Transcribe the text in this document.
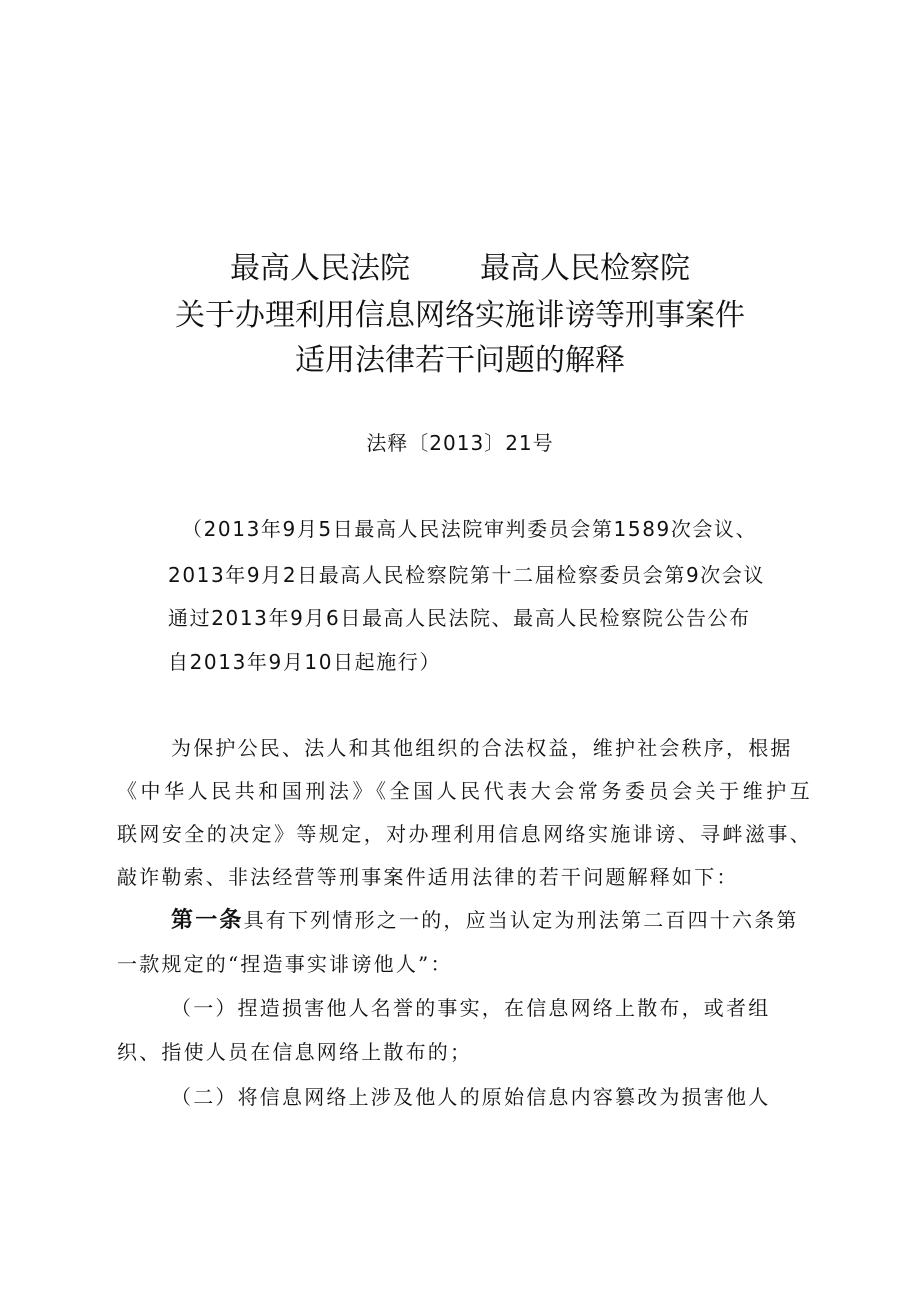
最高人民法院 最高人民检察院
关于办理利用信息网络实施诽谤等刑事案件
适用法律若干问题的解释
法释〔2013〕21号
（2013年9月5日最高人民法院审判委员会第1589次会议、
2013年9月2日最高人民检察院第十二届检察委员会第9次会议
通过2013年9月6日最高人民法院、最高人民检察院公告公布
自2013年9月10日起施行）
为保护公民、法人和其他组织的合法权益，维护社会秩序，根据
《中华人民共和国刑法》《全国人民代表大会常务委员会关于维护互
联网安全的决定》等规定，对办理利用信息网络实施诽谤、寻衅滋事、
敲诈勒索、非法经营等刑事案件适用法律的若干问题解释如下：
第一条具有下列情形之一的，应当认定为刑法第二百四十六条第
一款规定的“捏造事实诽谤他人”：
（一）捏造损害他人名誉的事实，在信息网络上散布，或者组
织、指使人员在信息网络上散布的；
（二）将信息网络上涉及他人的原始信息内容篡改为损害他人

**EXERCISE BRIEF:** Give an exact reproduction of every line, leaving out any picture.

**WRITTEN RESPONSE:**
Transcribe the text in this document.
最高人民法院 最高人民检察院
关于办理利用信息网络实施诽谤等刑事案件
适用法律若干问题的解释
法释〔2013〕21号
（2013年9月5日最高人民法院审判委员会第1589次会议、
2013年9月2日最高人民检察院第十二届检察委员会第9次会议
通过2013年9月6日最高人民法院、最高人民检察院公告公布
自2013年9月10日起施行）
为保护公民、法人和其他组织的合法权益，维护社会秩序，根据
《中华人民共和国刑法》《全国人民代表大会常务委员会关于维护互
联网安全的决定》等规定，对办理利用信息网络实施诽谤、寻衅滋事、
敲诈勒索、非法经营等刑事案件适用法律的若干问题解释如下：
第一条具有下列情形之一的，应当认定为刑法第二百四十六条第
一款规定的“捏造事实诽谤他人”：
（一）捏造损害他人名誉的事实，在信息网络上散布，或者组
织、指使人员在信息网络上散布的；
（二）将信息网络上涉及他人的原始信息内容篡改为损害他人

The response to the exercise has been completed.